>> START Material supplied

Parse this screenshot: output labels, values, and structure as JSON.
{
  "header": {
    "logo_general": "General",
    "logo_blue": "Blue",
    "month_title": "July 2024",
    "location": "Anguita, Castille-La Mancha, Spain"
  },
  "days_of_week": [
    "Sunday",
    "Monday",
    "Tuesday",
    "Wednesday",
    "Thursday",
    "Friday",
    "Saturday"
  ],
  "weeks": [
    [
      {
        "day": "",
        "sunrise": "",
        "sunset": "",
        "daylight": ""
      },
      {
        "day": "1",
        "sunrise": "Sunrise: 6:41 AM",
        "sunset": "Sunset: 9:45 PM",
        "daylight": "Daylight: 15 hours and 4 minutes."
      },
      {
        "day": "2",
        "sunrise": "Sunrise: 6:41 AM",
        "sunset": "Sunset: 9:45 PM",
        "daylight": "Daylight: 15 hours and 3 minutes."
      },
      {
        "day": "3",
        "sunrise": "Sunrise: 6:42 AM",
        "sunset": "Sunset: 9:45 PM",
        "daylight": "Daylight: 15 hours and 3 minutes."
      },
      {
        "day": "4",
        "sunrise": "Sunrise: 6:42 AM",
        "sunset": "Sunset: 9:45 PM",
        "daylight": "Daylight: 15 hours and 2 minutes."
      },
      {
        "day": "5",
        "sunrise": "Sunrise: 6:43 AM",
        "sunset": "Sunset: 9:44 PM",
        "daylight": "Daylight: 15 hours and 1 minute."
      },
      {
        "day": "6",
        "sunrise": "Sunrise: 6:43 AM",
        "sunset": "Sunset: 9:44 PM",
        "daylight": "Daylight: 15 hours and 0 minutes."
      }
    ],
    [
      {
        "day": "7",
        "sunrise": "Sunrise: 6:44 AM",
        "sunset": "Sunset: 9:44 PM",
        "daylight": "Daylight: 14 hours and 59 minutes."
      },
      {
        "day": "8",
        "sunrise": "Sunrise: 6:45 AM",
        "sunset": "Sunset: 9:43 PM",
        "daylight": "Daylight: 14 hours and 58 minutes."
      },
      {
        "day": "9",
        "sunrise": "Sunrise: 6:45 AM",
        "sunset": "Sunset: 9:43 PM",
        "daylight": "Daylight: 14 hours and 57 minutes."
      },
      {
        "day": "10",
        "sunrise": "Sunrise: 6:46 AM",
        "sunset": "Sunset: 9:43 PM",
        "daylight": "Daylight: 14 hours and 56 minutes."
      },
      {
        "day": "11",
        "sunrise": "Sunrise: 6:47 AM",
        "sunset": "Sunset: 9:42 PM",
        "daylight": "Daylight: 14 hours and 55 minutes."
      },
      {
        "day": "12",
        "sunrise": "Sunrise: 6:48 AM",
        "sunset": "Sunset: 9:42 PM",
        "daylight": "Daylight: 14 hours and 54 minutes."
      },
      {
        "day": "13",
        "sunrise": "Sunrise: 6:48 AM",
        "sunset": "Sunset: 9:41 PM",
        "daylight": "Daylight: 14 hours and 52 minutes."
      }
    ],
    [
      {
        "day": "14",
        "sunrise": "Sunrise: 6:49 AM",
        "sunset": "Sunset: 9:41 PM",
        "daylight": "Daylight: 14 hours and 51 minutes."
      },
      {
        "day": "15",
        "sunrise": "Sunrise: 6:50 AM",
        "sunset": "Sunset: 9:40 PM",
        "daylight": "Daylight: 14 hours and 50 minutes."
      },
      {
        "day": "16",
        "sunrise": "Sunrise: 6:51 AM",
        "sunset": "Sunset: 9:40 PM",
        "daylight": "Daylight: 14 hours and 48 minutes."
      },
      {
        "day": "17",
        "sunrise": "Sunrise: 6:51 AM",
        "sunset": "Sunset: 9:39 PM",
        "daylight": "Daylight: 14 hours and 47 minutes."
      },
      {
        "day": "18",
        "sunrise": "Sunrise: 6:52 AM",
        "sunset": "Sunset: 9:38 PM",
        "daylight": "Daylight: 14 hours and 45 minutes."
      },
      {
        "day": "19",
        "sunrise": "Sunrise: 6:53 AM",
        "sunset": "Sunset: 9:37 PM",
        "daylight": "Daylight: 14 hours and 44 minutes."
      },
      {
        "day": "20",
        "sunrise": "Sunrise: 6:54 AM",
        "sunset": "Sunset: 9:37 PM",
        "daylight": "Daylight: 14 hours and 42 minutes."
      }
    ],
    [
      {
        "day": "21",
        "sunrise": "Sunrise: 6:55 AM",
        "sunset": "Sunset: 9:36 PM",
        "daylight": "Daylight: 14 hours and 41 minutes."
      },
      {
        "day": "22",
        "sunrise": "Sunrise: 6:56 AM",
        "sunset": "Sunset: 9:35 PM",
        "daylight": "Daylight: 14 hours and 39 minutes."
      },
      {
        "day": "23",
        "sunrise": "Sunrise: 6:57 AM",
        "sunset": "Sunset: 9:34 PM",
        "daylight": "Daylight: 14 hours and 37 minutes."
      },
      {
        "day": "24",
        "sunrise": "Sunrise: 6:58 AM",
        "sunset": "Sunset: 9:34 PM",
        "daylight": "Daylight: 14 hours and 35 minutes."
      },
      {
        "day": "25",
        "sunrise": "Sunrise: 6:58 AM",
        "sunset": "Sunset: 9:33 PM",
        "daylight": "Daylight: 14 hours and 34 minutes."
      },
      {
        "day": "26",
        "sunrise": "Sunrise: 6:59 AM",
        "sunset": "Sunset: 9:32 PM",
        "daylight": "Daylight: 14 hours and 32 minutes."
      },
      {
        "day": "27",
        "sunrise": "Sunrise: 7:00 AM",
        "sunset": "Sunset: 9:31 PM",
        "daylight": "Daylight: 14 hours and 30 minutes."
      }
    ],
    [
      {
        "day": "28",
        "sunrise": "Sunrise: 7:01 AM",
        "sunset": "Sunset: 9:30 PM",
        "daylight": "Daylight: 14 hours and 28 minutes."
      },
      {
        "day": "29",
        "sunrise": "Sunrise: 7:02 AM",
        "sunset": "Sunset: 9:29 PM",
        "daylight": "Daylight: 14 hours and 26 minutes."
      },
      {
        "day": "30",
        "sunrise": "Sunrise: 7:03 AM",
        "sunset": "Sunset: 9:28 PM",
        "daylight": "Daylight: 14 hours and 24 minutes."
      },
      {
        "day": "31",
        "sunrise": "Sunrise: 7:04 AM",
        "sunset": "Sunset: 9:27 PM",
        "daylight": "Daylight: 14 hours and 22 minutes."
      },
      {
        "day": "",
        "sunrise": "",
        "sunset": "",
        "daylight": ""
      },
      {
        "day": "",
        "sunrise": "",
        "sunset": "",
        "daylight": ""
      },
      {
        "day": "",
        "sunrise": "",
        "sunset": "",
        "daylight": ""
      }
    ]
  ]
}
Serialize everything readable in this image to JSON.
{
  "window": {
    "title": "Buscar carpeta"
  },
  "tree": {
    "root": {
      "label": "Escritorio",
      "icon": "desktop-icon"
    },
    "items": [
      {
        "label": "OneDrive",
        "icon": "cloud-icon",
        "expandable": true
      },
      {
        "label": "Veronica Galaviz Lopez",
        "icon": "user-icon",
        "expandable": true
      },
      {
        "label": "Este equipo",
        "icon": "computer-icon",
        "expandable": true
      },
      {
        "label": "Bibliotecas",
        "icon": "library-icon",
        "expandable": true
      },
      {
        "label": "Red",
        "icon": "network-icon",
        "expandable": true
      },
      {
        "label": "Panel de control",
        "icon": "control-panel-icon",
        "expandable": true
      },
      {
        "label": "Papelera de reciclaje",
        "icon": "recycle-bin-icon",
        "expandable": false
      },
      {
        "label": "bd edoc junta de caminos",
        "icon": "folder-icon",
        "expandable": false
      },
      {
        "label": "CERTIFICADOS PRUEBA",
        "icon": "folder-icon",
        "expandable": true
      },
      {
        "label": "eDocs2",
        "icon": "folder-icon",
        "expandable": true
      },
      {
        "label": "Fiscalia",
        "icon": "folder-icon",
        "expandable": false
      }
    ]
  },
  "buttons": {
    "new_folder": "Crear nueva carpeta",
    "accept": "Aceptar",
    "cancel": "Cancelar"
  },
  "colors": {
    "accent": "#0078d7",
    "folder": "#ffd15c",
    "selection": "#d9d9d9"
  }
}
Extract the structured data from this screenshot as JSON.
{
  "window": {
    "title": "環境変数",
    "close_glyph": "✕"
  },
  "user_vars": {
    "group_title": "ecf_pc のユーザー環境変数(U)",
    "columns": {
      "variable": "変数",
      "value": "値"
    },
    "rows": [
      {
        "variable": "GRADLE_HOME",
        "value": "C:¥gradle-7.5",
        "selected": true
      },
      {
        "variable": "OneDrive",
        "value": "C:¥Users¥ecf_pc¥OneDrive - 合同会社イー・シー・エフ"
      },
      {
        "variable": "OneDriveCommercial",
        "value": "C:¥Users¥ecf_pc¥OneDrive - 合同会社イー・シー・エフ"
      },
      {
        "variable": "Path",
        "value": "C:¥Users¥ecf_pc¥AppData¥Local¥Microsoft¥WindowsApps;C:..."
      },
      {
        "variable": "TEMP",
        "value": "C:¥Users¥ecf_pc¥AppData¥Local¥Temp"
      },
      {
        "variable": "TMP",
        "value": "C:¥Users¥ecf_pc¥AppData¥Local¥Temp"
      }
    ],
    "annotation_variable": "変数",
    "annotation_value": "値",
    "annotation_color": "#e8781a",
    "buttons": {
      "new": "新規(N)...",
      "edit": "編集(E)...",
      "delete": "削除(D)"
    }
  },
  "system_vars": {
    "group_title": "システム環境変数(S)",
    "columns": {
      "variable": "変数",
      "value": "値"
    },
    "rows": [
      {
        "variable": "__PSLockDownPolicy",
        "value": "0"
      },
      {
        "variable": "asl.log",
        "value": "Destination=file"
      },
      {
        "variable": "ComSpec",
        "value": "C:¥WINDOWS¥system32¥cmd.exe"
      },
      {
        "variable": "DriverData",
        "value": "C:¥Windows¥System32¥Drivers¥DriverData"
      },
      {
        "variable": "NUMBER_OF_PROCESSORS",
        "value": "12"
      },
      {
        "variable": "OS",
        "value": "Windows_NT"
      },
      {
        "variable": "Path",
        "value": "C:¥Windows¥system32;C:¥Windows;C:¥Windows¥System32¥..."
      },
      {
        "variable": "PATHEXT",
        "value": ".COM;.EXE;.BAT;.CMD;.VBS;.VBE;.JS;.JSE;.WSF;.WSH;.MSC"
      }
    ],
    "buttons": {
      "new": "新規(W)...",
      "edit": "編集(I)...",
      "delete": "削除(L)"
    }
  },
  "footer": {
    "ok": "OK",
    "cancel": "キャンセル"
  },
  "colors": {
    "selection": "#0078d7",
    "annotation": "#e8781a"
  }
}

>> END Material supplied

Copy each line holding the word "DriverData" from the listing above.

Finished exercise -
        "variable": "DriverData",
        "value": "C:¥Windows¥System32¥Drivers¥DriverData"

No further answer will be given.